-- START RECORDS FOR PROCESSING --
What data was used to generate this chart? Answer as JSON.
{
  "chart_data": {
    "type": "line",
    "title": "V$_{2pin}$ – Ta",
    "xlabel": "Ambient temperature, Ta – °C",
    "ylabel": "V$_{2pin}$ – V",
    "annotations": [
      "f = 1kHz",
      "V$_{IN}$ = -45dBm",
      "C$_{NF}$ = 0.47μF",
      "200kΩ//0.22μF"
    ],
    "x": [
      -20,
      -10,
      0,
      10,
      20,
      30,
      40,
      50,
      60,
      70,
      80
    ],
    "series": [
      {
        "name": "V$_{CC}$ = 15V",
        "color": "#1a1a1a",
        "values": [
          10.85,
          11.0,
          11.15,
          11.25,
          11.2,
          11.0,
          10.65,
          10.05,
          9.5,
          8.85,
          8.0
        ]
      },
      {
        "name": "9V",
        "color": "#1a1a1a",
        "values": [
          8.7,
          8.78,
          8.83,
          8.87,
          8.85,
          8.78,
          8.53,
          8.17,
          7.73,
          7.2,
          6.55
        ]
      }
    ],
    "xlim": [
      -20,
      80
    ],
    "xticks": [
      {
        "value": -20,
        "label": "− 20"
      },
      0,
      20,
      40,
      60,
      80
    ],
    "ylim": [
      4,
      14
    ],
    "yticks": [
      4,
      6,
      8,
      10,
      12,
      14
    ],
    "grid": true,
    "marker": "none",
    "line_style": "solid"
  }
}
-- END RECORDS FOR PROCESSING --
Each line of the listing should be copied exactly.

What data was used to generate this chart? Answer as JSON.
{
  "chart_data": {
    "type": "line",
    "title": "V$_{2pin}$ – Ta",
    "xlabel": "Ambient temperature, Ta – °C",
    "ylabel": "V$_{2pin}$ – V",
    "annotations": [
      "f = 1kHz",
      "V$_{IN}$ = -45dBm",
      "C$_{NF}$ = 0.47μF",
      "200kΩ//0.22μF"
    ],
    "x": [
      -20,
      -10,
      0,
      10,
      20,
      30,
      40,
      50,
      60,
      70,
      80
    ],
    "series": [
      {
        "name": "V$_{CC}$ = 15V",
        "color": "#1a1a1a",
        "values": [
          10.85,
          11.0,
          11.15,
          11.25,
          11.2,
          11.0,
          10.65,
          10.05,
          9.5,
          8.85,
          8.0
        ]
      },
      {
        "name": "9V",
        "color": "#1a1a1a",
        "values": [
          8.7,
          8.78,
          8.83,
          8.87,
          8.85,
          8.78,
          8.53,
          8.17,
          7.73,
          7.2,
          6.55
        ]
      }
    ],
    "xlim": [
      -20,
      80
    ],
    "xticks": [
      {
        "value": -20,
        "label": "− 20"
      },
      0,
      20,
      40,
      60,
      80
    ],
    "ylim": [
      4,
      14
    ],
    "yticks": [
      4,
      6,
      8,
      10,
      12,
      14
    ],
    "grid": true,
    "marker": "none",
    "line_style": "solid"
  }
}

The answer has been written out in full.